Data extracted from a collection:
┄┄┄┄┄┄
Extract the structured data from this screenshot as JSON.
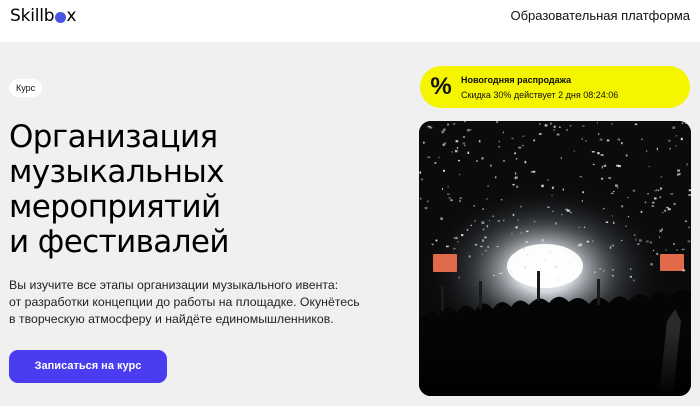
{
  "header": {
    "logo_text_pre": "Skillb",
    "logo_text_post": "x",
    "platform_link": "Образовательная платформа"
  },
  "hero": {
    "badge": "Курс",
    "title_lines": [
      "Организация",
      "музыкальных",
      "мероприятий",
      "и фестивалей"
    ],
    "description_lines": [
      "Вы изучите все этапы организации музыкального ивента:",
      "от разработки концепции до работы на площадке. Окунётесь",
      "в творческую атмосферу и найдёте единомышленников."
    ],
    "cta_label": "Записаться на курс"
  },
  "promo": {
    "icon": "percent-icon",
    "icon_glyph": "%",
    "title": "Новогодняя распродажа",
    "text": "Скидка 30% действует 2 дня 08:24:06"
  },
  "image": {
    "subject": "concert-crowd-photo"
  },
  "colors": {
    "accent": "#4a3cf0",
    "promo_bg": "#f5f500",
    "page_bg": "#f0f0f0"
  }
}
┄┄┄┄┄┄
Give the data above again in full and unchanged, skipping the pictures.

Extract the structured data from this screenshot as JSON.
{
  "header": {
    "logo_text_pre": "Skillb",
    "logo_text_post": "x",
    "platform_link": "Образовательная платформа"
  },
  "hero": {
    "badge": "Курс",
    "title_lines": [
      "Организация",
      "музыкальных",
      "мероприятий",
      "и фестивалей"
    ],
    "description_lines": [
      "Вы изучите все этапы организации музыкального ивента:",
      "от разработки концепции до работы на площадке. Окунётесь",
      "в творческую атмосферу и найдёте единомышленников."
    ],
    "cta_label": "Записаться на курс"
  },
  "promo": {
    "icon": "percent-icon",
    "icon_glyph": "%",
    "title": "Новогодняя распродажа",
    "text": "Скидка 30% действует 2 дня 08:24:06"
  },
  "image": {
    "subject": "concert-crowd-photo"
  },
  "colors": {
    "accent": "#4a3cf0",
    "promo_bg": "#f5f500",
    "page_bg": "#f0f0f0"
  }
}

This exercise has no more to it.